#### Task to carry out
In the forum thread about a logo for TheFoundingFields.com, what reward is offered for the best design, and how will it be paid?
--- START Selection ---
# TheFoundingFields.com needs a LOGO!!!



## Commissar Ploss (Feb 29, 2008)

Hey ladies and gents. I'm in a bugger mood... my site TheFoundingFields.com needs a Logo. something awesome and snappy! cool and catchy. It has to look sweet! I need all you ace designers out there to step up to the plate. I want a logo symbol that includes a stylized "TFF" in there, and then to the right of it the actual name of the site spelled out. "The Founding Fields" 

This is important as it will be the first thing that people see upon loading the site up.

Have a look at the site and post your designs/and questions here

http://www.thefoundingfields.com/

thanks guys!

Commissar Ploss


----------



## Commissar Ploss (Feb 29, 2008)

There will be a monetary reward for the best submission. guaranteed. 

CP


----------



## Dagmire (Oct 9, 2008)

Dude i will get this recorded this weekend if your cool. pop it up on the podcast?


----------



## Doelago (Nov 29, 2009)

But... Ain`t that one awesome enough?


----------



## Commissar Ploss (Feb 29, 2008)

Dagmire said:


> Dude i will get this recorded this weekend if your cool. pop it up on the podcast?


yeah, that sounds good.  let them know it's a $20 reward to be given out via paypal. It needs to be high enough quality that it can be resized as needed. a vector image would be sweet. i'm hoping to put it on t-shirts.


Doelago said:


> But... Ain`t that one awesome enough?


it is, and i like it cause i made it myself, but it's not something i can throw on a t-shirt... 

CP


----------
--- END Selection ---
--- START Information supplied ---
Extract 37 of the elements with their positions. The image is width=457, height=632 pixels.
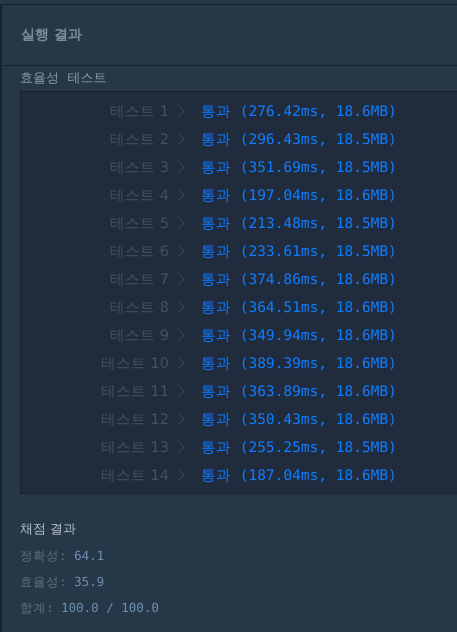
test-result: 통과 (349.94ms, 18.6MB)	[201, 326, 397, 344]
test-result: 통과 (213.48ms, 18.5MB)	[201, 214, 397, 232]
chevron-icon	[177, 384, 185, 398]
score-label: 효율성:	[20, 574, 67, 589]
panel-title: 실행 결과	[21, 26, 82, 44]
score-label: 합계:	[20, 600, 54, 615]
test-result: 통과 (363.89ms, 18.6MB)	[201, 382, 397, 400]
test-result: 통과 (233.61ms, 18.5MB)	[201, 242, 397, 260]
test-result: 통과 (364.51ms, 18.6MB)	[201, 298, 397, 316]
test-result: 통과 (255.25ms, 18.5MB)	[201, 438, 397, 456]
chevron-icon	[177, 300, 185, 314]
chevron-icon	[177, 104, 185, 118]
score-label: 정확성:	[20, 548, 67, 563]
chevron-icon	[177, 160, 185, 174]
test-result: 통과 (276.42ms, 18.6MB)	[201, 102, 397, 120]
chevron-icon	[177, 328, 185, 342]
section-label: 효율성 테스트	[20, 70, 108, 87]
chevron-icon	[177, 244, 185, 258]
test-result: 통과 (374.86ms, 18.6MB)	[201, 270, 397, 288]
chevron-icon	[177, 440, 185, 454]
test-result: 통과 (389.39ms, 18.6MB)	[201, 354, 397, 372]
chevron-icon	[177, 468, 185, 482]
test-result: 통과 (187.04ms, 18.6MB)	[201, 466, 397, 484]
chevron-icon	[177, 188, 185, 202]
test-result: 통과 (197.04ms, 18.6MB)	[201, 186, 397, 204]
score-title: 채점 결과	[20, 521, 78, 538]
score-value: 100.0 / 100.0	[61, 600, 159, 615]
test-result: 통과 (350.43ms, 18.6MB)	[201, 410, 397, 428]
score-value: 64.1	[74, 548, 104, 563]
chevron-icon	[177, 412, 185, 426]
chevron-icon	[177, 132, 185, 146]
chevron-icon	[177, 272, 185, 286]
test-result: 통과 (351.69ms, 18.5MB)	[201, 158, 397, 176]
score-value: 35.9	[74, 574, 104, 589]
chevron-icon	[177, 216, 185, 230]
test-result: 통과 (296.43ms, 18.5MB)	[201, 130, 397, 148]
chevron-icon	[177, 356, 185, 370]
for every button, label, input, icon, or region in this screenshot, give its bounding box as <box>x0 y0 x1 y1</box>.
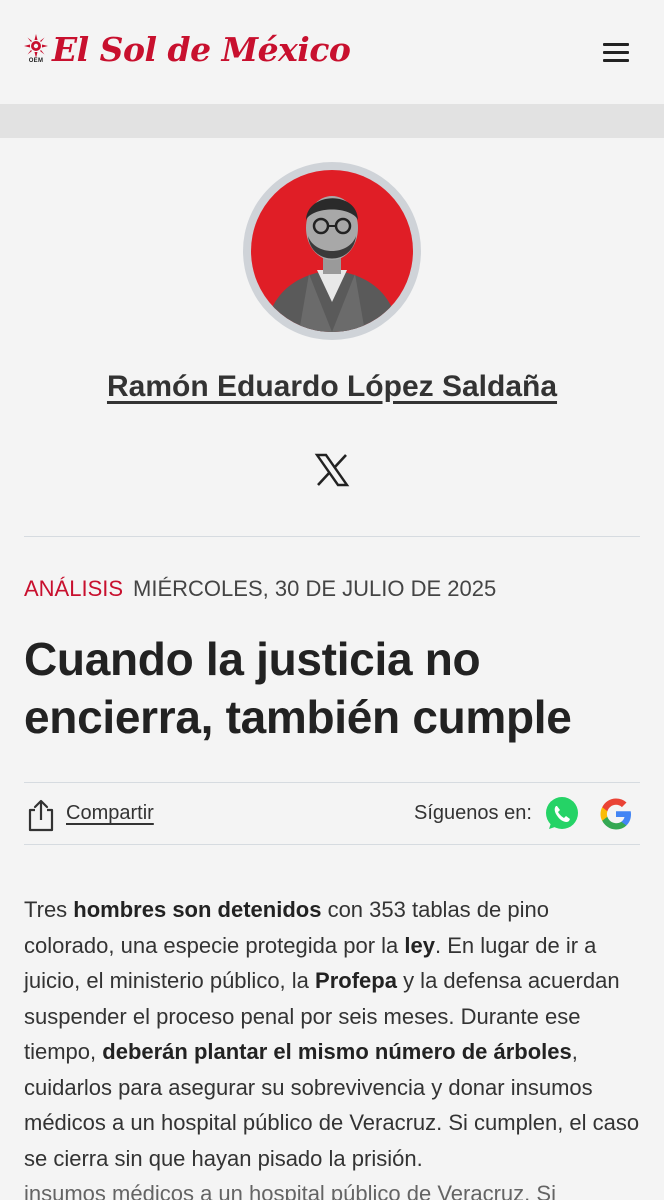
article-paragraph: Tres hombres son detenidos con 353 tabla… <box>24 892 640 1176</box>
oem-badge: OEM <box>28 57 44 64</box>
x-twitter-icon[interactable] <box>314 452 350 488</box>
article-body: Tres hombres son detenidos con 353 tabla… <box>24 892 640 1200</box>
site-logo[interactable]: OEM El Sol de México <box>24 30 351 69</box>
article-headline: Cuando la justicia no encierra, también … <box>24 633 572 743</box>
publish-date: MIÉRCOLES, 30 DE JULIO DE 2025 <box>133 576 497 601</box>
article-paragraph-next: insumos médicos a un hospital público de… <box>24 1181 556 1200</box>
logo-wordmark: El Sol de México <box>52 30 351 69</box>
share-divider-top <box>24 782 640 783</box>
share-divider-bottom <box>24 844 640 845</box>
sun-logo-icon: OEM <box>24 32 48 68</box>
site-header: OEM El Sol de México <box>0 0 664 104</box>
share-bar: Compartir Síguenos en: <box>24 792 640 838</box>
bold-text-run: hombres son detenidos <box>73 897 322 922</box>
follow-label: Síguenos en: <box>414 802 532 824</box>
section-label[interactable]: ANÁLISIS <box>24 576 123 601</box>
hamburger-menu-icon[interactable] <box>600 40 632 66</box>
article-meta: ANÁLISIS MIÉRCOLES, 30 DE JULIO DE 2025 <box>24 576 496 602</box>
share-icon[interactable] <box>26 798 56 832</box>
author-name-link[interactable]: Ramón Eduardo López Saldaña <box>0 370 664 404</box>
bold-text-run: ley <box>404 932 435 958</box>
bold-text-run: deberán plantar el mismo número de árbol… <box>102 1039 572 1064</box>
whatsapp-icon[interactable] <box>544 796 580 832</box>
bold-text-run: Profepa <box>315 968 397 993</box>
author-divider <box>24 536 640 537</box>
text-run: Tres <box>24 897 74 922</box>
author-avatar[interactable] <box>243 162 421 340</box>
share-button[interactable]: Compartir <box>66 802 154 825</box>
ad-banner-strip <box>0 104 664 138</box>
google-icon[interactable] <box>598 796 634 832</box>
--- END Information supplied ---
#### Problem solution
A $20 reward, paid through PayPal.